● **Working data**
* * *

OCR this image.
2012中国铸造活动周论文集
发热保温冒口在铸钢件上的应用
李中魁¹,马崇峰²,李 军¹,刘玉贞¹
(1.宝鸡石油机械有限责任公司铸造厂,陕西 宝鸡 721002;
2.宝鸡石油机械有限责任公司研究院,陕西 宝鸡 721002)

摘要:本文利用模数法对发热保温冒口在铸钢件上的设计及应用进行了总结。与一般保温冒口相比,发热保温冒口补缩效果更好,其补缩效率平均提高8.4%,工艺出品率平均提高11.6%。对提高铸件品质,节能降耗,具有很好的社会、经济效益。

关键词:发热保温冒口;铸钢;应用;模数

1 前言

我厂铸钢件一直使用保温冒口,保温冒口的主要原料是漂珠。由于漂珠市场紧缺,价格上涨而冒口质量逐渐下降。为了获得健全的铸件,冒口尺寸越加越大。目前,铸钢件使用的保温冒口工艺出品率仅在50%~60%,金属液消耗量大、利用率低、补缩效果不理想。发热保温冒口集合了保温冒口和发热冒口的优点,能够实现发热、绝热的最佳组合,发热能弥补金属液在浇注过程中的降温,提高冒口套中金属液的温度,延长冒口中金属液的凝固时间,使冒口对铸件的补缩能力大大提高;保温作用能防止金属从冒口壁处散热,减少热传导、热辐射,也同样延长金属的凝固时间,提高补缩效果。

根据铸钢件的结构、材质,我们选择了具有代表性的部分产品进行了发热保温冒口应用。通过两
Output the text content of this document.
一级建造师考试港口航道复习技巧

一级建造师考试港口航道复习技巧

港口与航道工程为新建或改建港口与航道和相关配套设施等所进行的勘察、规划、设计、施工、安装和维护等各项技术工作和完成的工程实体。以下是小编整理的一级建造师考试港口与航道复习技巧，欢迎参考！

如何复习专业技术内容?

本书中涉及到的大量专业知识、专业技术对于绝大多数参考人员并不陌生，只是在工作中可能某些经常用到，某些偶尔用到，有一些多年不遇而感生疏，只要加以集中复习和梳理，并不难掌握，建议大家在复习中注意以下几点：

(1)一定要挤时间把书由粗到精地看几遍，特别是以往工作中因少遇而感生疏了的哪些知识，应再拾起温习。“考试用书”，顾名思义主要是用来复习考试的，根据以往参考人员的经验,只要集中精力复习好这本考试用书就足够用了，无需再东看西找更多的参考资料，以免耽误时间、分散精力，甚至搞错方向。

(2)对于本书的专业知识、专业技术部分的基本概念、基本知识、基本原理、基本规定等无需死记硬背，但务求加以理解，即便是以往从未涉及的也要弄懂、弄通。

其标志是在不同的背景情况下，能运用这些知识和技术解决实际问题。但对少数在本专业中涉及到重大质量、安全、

* * *

● **What you should do**
Repeat back the data above, exact to the last character.

● **Completed task**
OCR this image.
2012中国铸造活动周论文集
发热保温冒口在铸钢件上的应用
李中魁¹,马崇峰²,李 军¹,刘玉贞¹
(1.宝鸡石油机械有限责任公司铸造厂,陕西 宝鸡 721002;
2.宝鸡石油机械有限责任公司研究院,陕西 宝鸡 721002)

摘要:本文利用模数法对发热保温冒口在铸钢件上的设计及应用进行了总结。与一般保温冒口相比,发热保温冒口补缩效果更好,其补缩效率平均提高8.4%,工艺出品率平均提高11.6%。对提高铸件品质,节能降耗,具有很好的社会、经济效益。

关键词:发热保温冒口;铸钢;应用;模数

1 前言

我厂铸钢件一直使用保温冒口,保温冒口的主要原料是漂珠。由于漂珠市场紧缺,价格上涨而冒口质量逐渐下降。为了获得健全的铸件,冒口尺寸越加越大。目前,铸钢件使用的保温冒口工艺出品率仅在50%~60%,金属液消耗量大、利用率低、补缩效果不理想。发热保温冒口集合了保温冒口和发热冒口的优点,能够实现发热、绝热的最佳组合,发热能弥补金属液在浇注过程中的降温,提高冒口套中金属液的温度,延长冒口中金属液的凝固时间,使冒口对铸件的补缩能力大大提高;保温作用能防止金属从冒口壁处散热,减少热传导、热辐射,也同样延长金属的凝固时间,提高补缩效果。

根据铸钢件的结构、材质,我们选择了具有代表性的部分产品进行了发热保温冒口应用。通过两
Output the text content of this document.
一级建造师考试港口航道复习技巧

一级建造师考试港口航道复习技巧

港口与航道工程为新建或改建港口与航道和相关配套设施等所进行的勘察、规划、设计、施工、安装和维护等各项技术工作和完成的工程实体。以下是小编整理的一级建造师考试港口与航道复习技巧，欢迎参考！

如何复习专业技术内容?

本书中涉及到的大量专业知识、专业技术对于绝大多数参考人员并不陌生，只是在工作中可能某些经常用到，某些偶尔用到，有一些多年不遇而感生疏，只要加以集中复习和梳理，并不难掌握，建议大家在复习中注意以下几点：

(1)一定要挤时间把书由粗到精地看几遍，特别是以往工作中因少遇而感生疏了的哪些知识，应再拾起温习。“考试用书”，顾名思义主要是用来复习考试的，根据以往参考人员的经验,只要集中精力复习好这本考试用书就足够用了，无需再东看西找更多的参考资料，以免耽误时间、分散精力，甚至搞错方向。

(2)对于本书的专业知识、专业技术部分的基本概念、基本知识、基本原理、基本规定等无需死记硬背，但务求加以理解，即便是以往从未涉及的也要弄懂、弄通。

其标志是在不同的背景情况下，能运用这些知识和技术解决实际问题。但对少数在本专业中涉及到重大质量、安全、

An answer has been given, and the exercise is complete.